### EXERCISE DESCRIPTION:
Filter the entries that follow, copying every line in which the word "большого" appears.

### RECORDS TO PROCESS:
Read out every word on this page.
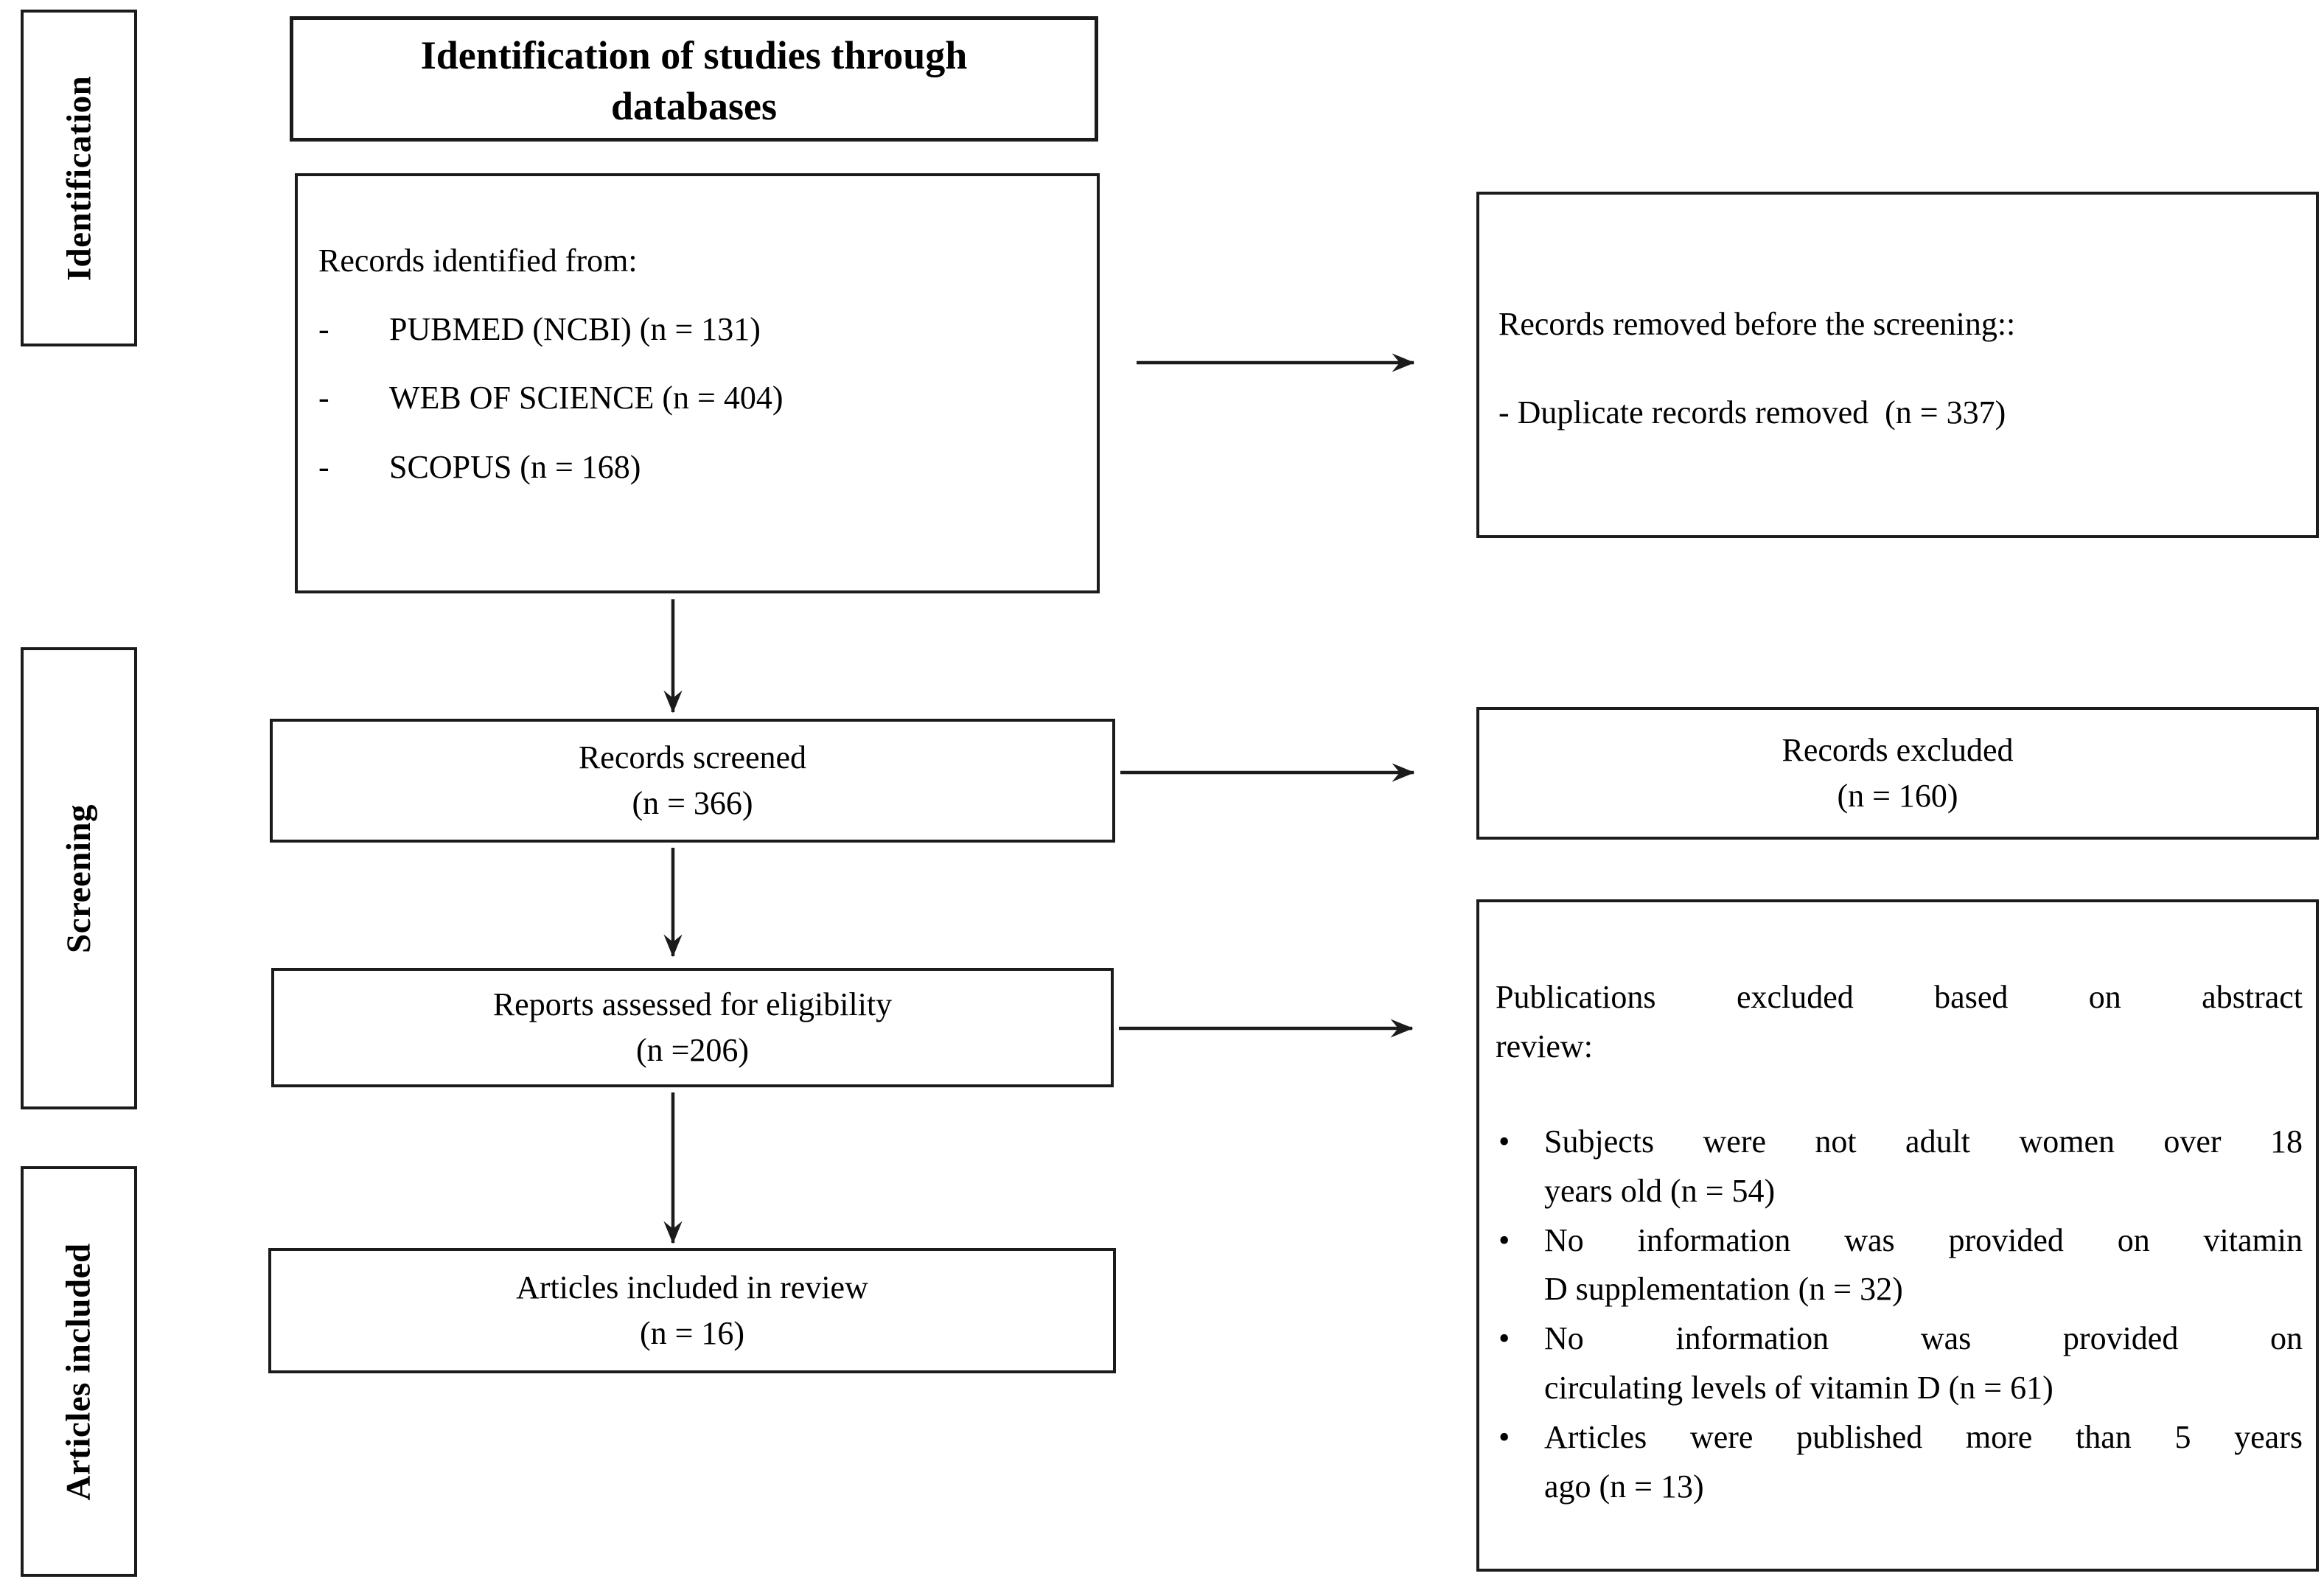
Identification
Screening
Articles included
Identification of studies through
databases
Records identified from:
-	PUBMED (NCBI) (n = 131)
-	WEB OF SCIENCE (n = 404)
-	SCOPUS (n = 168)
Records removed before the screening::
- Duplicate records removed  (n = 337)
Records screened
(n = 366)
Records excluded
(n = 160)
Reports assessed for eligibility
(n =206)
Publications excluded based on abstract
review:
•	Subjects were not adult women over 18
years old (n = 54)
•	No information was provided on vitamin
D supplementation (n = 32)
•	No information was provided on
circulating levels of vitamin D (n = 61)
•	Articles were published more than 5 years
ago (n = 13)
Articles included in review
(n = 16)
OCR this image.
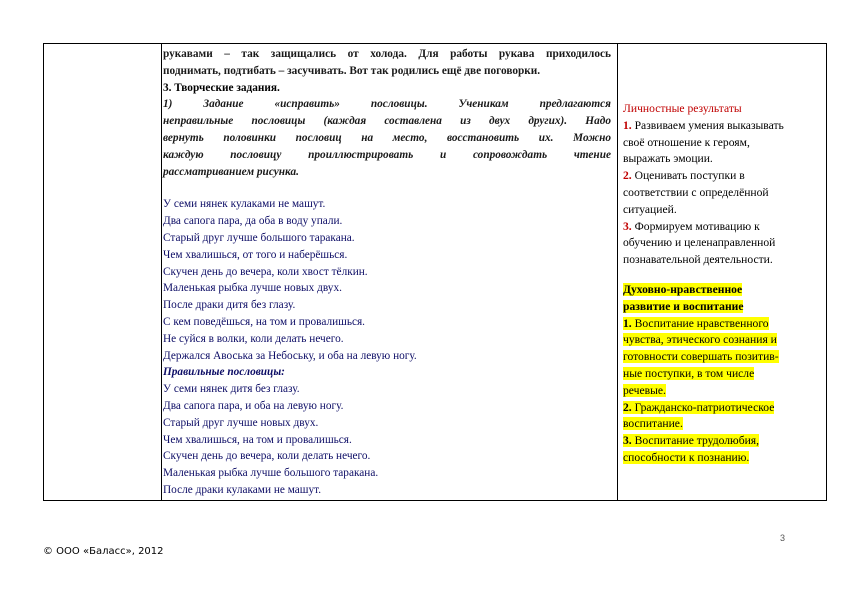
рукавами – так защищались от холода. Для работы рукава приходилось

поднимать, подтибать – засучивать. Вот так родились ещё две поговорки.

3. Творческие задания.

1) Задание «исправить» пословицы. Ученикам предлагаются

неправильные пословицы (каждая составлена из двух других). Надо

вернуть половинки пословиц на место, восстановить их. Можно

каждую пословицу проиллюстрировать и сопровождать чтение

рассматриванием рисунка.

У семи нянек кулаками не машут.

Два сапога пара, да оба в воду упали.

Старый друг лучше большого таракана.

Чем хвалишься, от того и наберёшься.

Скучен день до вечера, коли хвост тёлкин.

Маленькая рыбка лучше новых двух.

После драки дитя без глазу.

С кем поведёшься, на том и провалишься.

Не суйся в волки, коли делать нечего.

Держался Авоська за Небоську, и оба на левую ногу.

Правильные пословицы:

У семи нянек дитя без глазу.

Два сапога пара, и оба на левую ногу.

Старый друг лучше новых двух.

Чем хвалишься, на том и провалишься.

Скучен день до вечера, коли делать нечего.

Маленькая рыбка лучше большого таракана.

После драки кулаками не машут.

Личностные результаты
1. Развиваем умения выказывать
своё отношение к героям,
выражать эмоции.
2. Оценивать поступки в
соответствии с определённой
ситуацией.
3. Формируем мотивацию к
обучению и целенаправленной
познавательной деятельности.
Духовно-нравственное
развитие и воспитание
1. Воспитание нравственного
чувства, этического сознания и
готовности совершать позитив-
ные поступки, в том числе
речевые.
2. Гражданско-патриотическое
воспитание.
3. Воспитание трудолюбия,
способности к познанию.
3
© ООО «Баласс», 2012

...

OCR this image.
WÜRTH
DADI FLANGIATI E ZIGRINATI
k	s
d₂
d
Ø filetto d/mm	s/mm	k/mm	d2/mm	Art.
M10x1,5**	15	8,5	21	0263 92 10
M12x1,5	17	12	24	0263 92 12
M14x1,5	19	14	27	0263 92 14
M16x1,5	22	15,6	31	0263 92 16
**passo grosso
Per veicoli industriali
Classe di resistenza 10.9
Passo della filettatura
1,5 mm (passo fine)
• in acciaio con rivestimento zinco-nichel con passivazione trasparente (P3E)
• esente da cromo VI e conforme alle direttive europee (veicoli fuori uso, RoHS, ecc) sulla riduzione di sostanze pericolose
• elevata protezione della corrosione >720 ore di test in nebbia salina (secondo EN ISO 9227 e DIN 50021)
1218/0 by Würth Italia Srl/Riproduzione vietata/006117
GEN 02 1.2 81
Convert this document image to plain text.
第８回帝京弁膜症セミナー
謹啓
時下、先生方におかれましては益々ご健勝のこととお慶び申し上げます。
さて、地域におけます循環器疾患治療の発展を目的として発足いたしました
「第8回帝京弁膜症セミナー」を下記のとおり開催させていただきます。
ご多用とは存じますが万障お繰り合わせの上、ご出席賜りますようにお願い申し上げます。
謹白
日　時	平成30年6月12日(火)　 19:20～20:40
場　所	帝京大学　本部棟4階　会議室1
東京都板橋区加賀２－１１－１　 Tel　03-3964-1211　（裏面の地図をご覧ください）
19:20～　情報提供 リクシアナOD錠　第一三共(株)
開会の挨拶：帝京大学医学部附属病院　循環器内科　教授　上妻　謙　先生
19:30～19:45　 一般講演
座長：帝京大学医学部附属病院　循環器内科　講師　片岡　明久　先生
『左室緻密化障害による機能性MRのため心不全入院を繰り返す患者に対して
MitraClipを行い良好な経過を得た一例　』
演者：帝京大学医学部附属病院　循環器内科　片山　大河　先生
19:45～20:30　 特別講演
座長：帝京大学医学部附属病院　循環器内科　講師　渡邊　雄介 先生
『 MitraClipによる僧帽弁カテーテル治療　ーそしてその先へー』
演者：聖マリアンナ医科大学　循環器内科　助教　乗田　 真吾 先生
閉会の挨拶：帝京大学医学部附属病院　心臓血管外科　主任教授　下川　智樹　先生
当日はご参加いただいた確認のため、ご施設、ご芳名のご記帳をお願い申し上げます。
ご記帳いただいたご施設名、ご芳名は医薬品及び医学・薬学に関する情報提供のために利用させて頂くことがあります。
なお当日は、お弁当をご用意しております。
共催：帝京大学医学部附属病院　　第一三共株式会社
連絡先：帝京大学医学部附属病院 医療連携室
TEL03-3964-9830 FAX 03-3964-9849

### FULL RESPONSE:
Старый друг лучше большого таракана.
Маленькая рыбка лучше большого таракана.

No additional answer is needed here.